* Problem requirements: Check every line of the entries below for the word "本地连接", and copy the ones that have it.
-*-
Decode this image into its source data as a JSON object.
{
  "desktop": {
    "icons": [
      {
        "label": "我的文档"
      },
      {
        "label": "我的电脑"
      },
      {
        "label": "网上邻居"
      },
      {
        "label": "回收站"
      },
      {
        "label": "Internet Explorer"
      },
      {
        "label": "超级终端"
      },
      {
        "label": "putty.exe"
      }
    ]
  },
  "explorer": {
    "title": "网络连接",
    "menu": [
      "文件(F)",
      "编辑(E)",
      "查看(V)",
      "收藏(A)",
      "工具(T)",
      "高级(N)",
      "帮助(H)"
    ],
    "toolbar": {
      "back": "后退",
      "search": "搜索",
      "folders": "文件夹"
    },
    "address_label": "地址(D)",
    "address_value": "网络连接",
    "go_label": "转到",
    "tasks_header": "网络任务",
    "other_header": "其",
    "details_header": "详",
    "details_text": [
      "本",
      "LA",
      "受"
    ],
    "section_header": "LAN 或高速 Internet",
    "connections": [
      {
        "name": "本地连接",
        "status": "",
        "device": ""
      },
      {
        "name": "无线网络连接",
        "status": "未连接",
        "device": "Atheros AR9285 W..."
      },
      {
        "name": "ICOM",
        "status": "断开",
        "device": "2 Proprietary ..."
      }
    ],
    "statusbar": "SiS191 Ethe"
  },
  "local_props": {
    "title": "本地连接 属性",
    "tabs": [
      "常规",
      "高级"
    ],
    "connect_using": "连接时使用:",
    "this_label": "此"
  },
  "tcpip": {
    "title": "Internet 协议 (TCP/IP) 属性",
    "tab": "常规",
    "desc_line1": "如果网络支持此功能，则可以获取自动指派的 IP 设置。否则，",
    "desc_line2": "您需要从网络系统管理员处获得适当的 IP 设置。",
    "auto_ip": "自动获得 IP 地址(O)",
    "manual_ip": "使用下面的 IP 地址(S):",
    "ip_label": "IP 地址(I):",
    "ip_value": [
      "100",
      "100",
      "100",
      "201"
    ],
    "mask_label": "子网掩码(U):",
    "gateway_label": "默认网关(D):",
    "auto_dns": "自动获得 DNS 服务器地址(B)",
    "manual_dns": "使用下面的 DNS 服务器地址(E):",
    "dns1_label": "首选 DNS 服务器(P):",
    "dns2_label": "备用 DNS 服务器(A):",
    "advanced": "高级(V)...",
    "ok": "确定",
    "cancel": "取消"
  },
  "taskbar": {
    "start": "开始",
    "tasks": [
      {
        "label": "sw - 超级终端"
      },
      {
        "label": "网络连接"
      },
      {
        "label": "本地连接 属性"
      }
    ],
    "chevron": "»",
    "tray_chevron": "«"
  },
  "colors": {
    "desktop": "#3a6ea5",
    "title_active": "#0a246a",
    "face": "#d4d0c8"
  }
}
-*-
* Problem solution:
        "name": "本地连接",
    "title": "本地连接 属性",
        "label": "本地连接 属性"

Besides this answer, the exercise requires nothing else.